— Task input —
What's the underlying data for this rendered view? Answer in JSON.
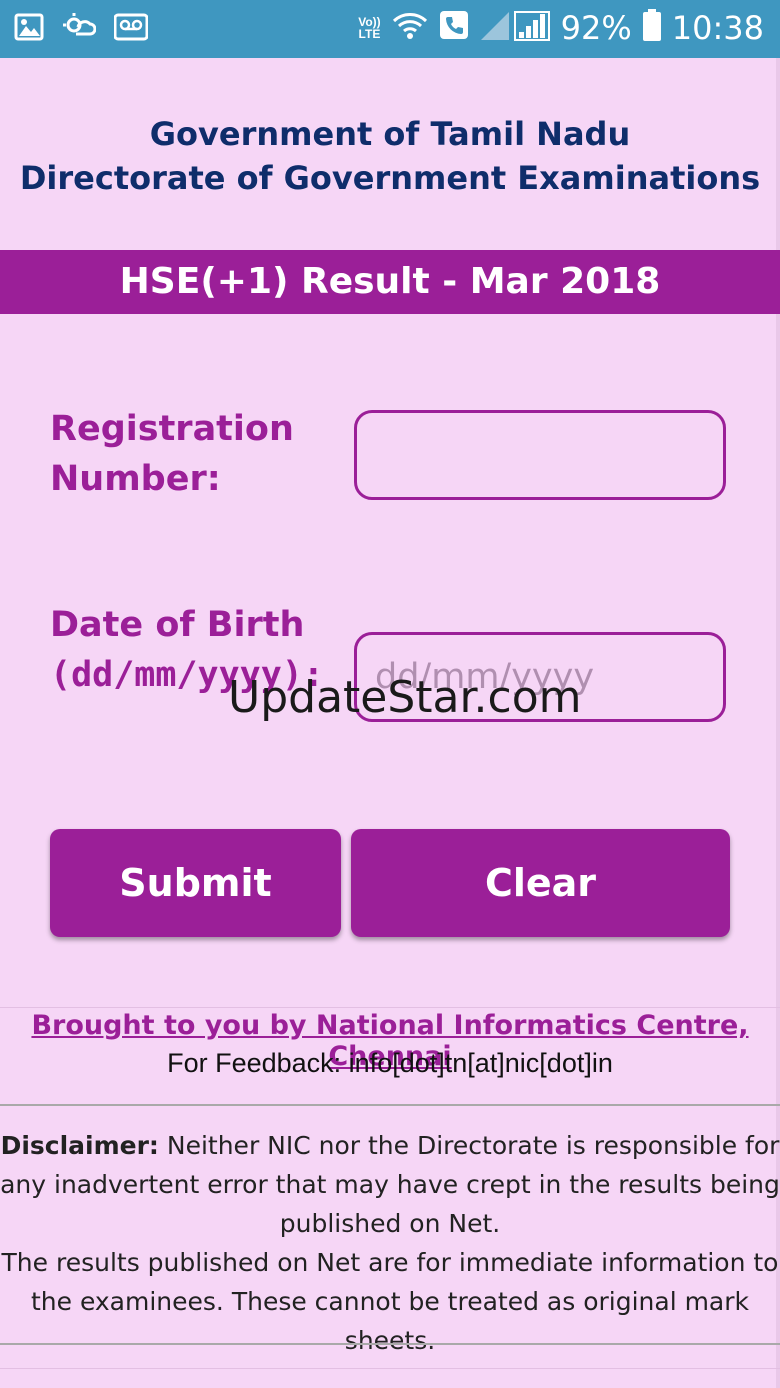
...
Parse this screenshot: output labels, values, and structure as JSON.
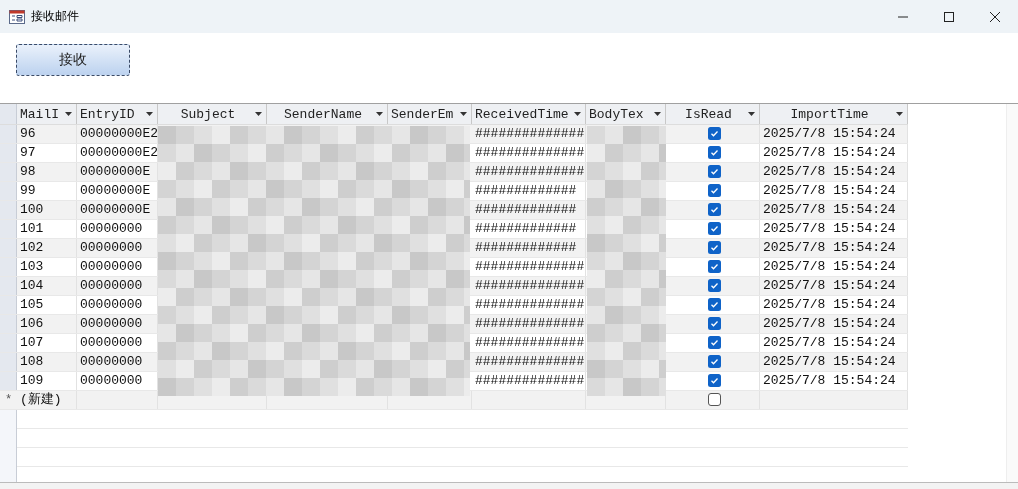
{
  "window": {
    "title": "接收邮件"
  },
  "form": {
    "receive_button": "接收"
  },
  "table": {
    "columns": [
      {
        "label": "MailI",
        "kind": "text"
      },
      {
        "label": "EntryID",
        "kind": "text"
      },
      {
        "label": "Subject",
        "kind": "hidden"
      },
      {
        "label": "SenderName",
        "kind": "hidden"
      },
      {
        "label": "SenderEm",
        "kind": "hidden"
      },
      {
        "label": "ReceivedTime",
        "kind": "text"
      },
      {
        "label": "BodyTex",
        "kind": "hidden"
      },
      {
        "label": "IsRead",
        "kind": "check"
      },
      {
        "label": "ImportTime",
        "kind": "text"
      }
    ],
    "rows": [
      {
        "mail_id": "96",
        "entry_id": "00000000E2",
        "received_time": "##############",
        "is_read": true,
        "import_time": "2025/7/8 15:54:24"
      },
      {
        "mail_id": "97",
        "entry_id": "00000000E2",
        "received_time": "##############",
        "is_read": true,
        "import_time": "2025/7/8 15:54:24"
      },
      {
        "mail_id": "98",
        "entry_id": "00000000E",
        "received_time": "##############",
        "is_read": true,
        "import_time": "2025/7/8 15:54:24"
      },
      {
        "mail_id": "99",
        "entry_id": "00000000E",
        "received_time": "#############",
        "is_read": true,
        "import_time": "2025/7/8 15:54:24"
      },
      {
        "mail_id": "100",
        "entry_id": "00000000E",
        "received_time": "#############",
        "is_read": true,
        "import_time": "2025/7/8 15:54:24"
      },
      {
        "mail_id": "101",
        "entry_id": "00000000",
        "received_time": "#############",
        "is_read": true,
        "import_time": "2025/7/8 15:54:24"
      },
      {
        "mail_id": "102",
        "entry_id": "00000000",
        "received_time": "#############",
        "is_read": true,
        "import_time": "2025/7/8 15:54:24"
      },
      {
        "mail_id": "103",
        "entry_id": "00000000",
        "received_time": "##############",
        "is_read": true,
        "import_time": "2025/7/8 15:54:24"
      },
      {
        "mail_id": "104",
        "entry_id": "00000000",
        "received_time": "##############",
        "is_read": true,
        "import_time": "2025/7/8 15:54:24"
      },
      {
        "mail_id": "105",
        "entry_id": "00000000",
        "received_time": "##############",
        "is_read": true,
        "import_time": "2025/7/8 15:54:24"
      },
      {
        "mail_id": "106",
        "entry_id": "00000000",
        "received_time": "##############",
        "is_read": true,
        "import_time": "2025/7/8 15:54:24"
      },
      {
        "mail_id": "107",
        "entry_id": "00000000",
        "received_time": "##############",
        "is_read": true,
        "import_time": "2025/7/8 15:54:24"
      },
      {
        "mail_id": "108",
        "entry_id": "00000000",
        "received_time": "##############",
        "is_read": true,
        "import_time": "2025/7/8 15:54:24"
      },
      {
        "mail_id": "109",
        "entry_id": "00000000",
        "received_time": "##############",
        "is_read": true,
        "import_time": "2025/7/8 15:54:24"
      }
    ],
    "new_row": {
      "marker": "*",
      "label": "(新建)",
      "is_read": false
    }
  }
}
...
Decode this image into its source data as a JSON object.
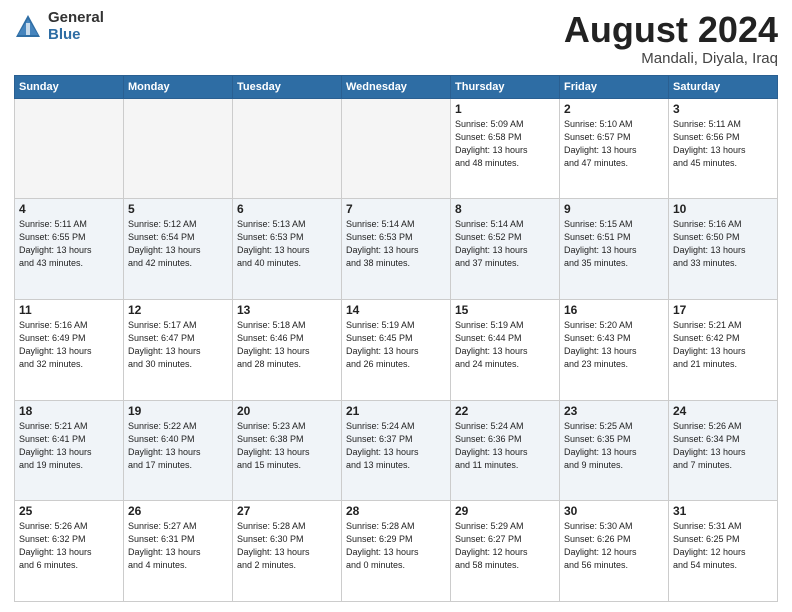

— Stated goal —
Copy every line in the entries above that has the string "data" in it.

— Solution to the problem —
What's the underlying data for this rendered view? Answer in JSON.
Decode this image into its source data as a JSON object.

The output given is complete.